**Exercise goal**
Skip all pictures, then print the remaining material exactly.

**Extracted data**
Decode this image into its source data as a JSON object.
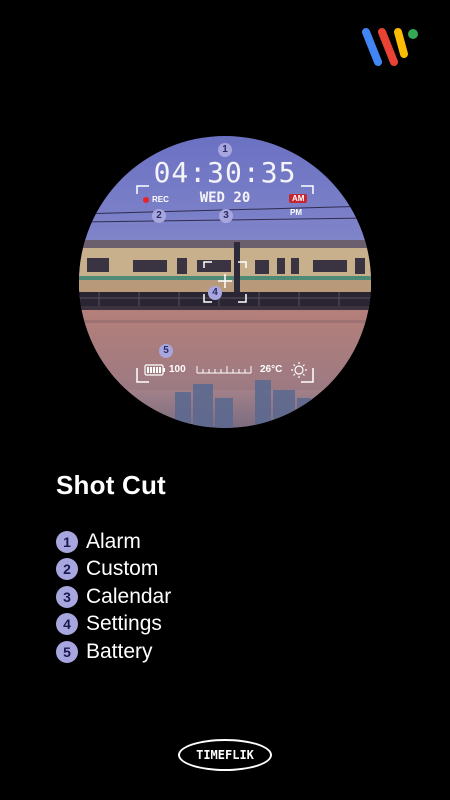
{
  "colors": {
    "background": "#000000",
    "badge_fill": "#a8a6df",
    "badge_text": "#1b1850",
    "rec_red": "#e8232b",
    "am_red": "#c8262e",
    "wear_blue": "#4285f4",
    "wear_yellow": "#fbbc05",
    "wear_red": "#ea4335",
    "wear_green": "#34a853"
  },
  "header": {
    "logo_icon": "wear-os-icon"
  },
  "watch_face": {
    "time": "04:30:35",
    "date": "WED 20",
    "rec_label": "REC",
    "am_label": "AM",
    "pm_label": "PM",
    "battery_value": "100",
    "temperature": "26°C",
    "weather_icon": "sun-icon",
    "battery_icon": "battery-icon",
    "callouts": [
      "1",
      "2",
      "3",
      "4",
      "5"
    ]
  },
  "content": {
    "title": "Shot Cut",
    "features": [
      {
        "num": "1",
        "label": "Alarm"
      },
      {
        "num": "2",
        "label": "Custom"
      },
      {
        "num": "3",
        "label": "Calendar"
      },
      {
        "num": "4",
        "label": "Settings"
      },
      {
        "num": "5",
        "label": "Battery"
      }
    ]
  },
  "footer": {
    "brand": "TIMEFLIK"
  }
}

**Result of the task**
Decode this image into its source data as a JSON object.
{
  "colors": {
    "background": "#000000",
    "badge_fill": "#a8a6df",
    "badge_text": "#1b1850",
    "rec_red": "#e8232b",
    "am_red": "#c8262e",
    "wear_blue": "#4285f4",
    "wear_yellow": "#fbbc05",
    "wear_red": "#ea4335",
    "wear_green": "#34a853"
  },
  "header": {
    "logo_icon": "wear-os-icon"
  },
  "watch_face": {
    "time": "04:30:35",
    "date": "WED 20",
    "rec_label": "REC",
    "am_label": "AM",
    "pm_label": "PM",
    "battery_value": "100",
    "temperature": "26°C",
    "weather_icon": "sun-icon",
    "battery_icon": "battery-icon",
    "callouts": [
      "1",
      "2",
      "3",
      "4",
      "5"
    ]
  },
  "content": {
    "title": "Shot Cut",
    "features": [
      {
        "num": "1",
        "label": "Alarm"
      },
      {
        "num": "2",
        "label": "Custom"
      },
      {
        "num": "3",
        "label": "Calendar"
      },
      {
        "num": "4",
        "label": "Settings"
      },
      {
        "num": "5",
        "label": "Battery"
      }
    ]
  },
  "footer": {
    "brand": "TIMEFLIK"
  }
}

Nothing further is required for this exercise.